Dataset entries:
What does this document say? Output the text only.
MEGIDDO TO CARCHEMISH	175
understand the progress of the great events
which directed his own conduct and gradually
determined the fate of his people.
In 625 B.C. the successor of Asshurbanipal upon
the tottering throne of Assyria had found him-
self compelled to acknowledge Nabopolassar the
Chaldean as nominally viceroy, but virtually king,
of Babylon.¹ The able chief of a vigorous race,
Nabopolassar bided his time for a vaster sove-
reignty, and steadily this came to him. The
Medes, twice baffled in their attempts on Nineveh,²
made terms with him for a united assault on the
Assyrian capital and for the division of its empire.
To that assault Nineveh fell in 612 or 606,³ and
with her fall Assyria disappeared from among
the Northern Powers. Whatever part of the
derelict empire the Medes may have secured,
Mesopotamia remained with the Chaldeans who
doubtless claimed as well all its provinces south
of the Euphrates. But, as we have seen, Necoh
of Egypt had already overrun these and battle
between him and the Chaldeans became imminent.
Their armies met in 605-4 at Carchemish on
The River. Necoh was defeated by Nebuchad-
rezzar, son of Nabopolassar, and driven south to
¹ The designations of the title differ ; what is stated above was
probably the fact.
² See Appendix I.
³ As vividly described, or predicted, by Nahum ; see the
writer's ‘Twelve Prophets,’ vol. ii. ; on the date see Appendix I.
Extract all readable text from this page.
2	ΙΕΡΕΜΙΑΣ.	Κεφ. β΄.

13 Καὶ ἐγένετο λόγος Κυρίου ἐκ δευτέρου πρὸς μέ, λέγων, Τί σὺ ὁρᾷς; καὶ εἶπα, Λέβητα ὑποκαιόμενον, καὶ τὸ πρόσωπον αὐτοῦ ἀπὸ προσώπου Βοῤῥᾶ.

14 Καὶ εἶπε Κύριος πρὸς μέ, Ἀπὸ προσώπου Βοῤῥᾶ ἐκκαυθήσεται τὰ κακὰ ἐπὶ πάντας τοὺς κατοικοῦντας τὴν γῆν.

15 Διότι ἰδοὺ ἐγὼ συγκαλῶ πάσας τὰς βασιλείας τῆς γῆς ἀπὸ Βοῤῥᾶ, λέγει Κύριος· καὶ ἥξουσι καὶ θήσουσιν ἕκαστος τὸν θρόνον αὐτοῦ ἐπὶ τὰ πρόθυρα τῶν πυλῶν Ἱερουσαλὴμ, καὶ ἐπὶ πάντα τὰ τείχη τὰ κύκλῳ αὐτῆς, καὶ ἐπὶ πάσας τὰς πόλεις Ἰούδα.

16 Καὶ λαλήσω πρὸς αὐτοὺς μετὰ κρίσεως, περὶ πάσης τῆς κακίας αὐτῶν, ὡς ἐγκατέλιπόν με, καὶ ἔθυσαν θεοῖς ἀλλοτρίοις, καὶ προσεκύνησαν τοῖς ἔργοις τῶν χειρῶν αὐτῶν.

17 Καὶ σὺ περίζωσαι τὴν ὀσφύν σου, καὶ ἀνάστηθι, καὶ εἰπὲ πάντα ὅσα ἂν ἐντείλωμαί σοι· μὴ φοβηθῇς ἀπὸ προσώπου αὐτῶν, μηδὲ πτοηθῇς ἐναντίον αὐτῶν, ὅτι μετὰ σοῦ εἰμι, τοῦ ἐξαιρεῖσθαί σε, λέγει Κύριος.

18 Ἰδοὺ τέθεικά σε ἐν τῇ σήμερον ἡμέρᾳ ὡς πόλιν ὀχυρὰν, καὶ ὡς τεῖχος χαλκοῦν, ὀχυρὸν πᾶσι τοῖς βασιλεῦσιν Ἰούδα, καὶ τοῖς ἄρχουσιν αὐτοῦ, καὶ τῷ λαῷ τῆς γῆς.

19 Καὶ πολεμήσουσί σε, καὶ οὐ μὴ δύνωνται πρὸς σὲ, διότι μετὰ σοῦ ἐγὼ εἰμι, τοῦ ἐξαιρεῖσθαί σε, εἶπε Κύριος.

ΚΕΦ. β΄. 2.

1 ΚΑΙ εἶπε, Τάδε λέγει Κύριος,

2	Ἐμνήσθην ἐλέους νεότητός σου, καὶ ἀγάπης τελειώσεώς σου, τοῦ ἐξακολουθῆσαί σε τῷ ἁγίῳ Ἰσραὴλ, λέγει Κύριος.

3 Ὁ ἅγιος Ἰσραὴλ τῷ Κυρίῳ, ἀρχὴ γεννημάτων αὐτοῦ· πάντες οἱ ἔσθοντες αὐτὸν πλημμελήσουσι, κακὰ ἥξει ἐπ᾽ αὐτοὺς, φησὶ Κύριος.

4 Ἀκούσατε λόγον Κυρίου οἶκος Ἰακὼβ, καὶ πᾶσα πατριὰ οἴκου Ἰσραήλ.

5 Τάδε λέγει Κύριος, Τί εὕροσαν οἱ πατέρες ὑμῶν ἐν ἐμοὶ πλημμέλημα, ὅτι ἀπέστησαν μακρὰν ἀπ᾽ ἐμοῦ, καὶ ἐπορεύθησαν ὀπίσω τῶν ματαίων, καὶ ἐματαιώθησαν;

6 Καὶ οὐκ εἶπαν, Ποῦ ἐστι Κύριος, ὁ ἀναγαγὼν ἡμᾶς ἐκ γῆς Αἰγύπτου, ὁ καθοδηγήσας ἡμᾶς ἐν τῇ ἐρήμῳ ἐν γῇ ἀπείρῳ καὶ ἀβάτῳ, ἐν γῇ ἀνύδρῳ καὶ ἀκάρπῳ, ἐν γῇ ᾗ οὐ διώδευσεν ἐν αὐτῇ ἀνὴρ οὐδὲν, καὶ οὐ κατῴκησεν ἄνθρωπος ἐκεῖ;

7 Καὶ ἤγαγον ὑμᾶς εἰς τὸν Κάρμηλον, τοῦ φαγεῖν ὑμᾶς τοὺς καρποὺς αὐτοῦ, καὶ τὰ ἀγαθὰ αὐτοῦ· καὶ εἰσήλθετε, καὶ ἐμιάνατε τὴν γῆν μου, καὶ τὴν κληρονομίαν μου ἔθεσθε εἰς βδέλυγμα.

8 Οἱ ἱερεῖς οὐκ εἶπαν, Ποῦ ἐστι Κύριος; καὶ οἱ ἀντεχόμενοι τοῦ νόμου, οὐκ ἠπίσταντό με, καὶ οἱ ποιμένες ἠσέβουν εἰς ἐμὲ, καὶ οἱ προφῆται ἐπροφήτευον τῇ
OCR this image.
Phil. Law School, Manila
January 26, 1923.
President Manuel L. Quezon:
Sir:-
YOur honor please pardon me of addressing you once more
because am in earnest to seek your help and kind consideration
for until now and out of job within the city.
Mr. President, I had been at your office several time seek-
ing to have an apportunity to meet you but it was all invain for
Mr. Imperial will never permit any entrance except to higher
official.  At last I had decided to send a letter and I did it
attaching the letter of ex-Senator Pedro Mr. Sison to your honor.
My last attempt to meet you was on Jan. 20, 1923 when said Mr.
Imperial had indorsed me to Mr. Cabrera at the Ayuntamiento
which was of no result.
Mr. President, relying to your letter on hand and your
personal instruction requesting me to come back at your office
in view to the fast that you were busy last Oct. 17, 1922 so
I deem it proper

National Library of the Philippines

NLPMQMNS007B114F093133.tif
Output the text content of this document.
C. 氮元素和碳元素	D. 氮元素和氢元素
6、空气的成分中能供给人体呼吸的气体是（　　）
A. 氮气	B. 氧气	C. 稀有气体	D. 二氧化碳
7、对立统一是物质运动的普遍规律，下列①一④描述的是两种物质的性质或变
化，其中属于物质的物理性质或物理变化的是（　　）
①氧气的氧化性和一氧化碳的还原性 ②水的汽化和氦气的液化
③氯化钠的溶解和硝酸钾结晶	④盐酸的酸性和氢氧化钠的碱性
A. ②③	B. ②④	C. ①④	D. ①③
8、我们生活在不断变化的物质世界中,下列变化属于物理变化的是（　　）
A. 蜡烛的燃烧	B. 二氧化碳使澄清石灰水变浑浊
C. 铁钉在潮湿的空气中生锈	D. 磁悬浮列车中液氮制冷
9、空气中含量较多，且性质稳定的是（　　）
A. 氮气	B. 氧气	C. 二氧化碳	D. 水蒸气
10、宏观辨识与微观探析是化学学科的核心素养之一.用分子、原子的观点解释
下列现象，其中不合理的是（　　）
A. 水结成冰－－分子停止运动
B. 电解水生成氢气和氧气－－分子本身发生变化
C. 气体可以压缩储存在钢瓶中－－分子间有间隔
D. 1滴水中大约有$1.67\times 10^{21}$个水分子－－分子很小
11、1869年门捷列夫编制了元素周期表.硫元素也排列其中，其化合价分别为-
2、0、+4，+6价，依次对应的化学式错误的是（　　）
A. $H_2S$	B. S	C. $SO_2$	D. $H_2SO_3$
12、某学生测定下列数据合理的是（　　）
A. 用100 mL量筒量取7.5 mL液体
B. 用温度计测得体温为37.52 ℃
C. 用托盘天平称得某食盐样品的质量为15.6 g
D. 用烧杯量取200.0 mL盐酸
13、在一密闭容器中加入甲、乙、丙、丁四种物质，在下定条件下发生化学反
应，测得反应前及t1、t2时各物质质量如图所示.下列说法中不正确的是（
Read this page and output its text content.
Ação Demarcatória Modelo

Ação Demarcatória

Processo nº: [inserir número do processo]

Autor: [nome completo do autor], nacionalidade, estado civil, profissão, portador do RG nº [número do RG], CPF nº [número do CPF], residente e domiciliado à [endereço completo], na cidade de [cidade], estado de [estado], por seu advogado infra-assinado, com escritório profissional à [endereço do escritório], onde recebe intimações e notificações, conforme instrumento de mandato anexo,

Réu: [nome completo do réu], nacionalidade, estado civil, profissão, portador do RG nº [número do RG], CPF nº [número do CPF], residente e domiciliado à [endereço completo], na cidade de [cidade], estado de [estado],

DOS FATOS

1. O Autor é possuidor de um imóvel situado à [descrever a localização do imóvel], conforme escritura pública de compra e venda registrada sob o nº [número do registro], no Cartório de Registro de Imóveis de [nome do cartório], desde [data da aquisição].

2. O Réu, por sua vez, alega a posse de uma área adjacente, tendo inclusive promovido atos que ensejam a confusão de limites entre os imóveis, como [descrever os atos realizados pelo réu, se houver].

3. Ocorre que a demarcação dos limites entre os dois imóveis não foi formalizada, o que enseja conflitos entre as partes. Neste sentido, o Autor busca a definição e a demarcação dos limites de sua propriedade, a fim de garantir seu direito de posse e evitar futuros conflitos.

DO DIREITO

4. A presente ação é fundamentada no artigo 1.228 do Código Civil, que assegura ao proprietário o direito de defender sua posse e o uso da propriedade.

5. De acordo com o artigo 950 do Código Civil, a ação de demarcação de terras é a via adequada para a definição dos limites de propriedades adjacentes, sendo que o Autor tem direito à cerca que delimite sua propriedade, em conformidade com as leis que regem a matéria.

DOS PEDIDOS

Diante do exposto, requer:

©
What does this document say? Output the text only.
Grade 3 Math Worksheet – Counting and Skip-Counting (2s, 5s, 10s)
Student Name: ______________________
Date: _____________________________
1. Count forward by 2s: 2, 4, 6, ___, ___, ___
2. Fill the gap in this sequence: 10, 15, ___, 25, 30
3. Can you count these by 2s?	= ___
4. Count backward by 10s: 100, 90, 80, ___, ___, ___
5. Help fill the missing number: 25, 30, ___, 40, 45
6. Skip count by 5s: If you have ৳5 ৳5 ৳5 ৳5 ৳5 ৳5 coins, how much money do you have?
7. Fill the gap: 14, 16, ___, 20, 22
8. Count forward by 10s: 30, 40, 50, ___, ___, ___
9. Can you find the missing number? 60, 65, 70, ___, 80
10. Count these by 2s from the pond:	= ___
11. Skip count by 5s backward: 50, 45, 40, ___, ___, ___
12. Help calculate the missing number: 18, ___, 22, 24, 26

__TASK BRIEF__: Of the lines in the entries, how many include the word "these"? State only the number.

__EXERCISE OUTPUT__: 3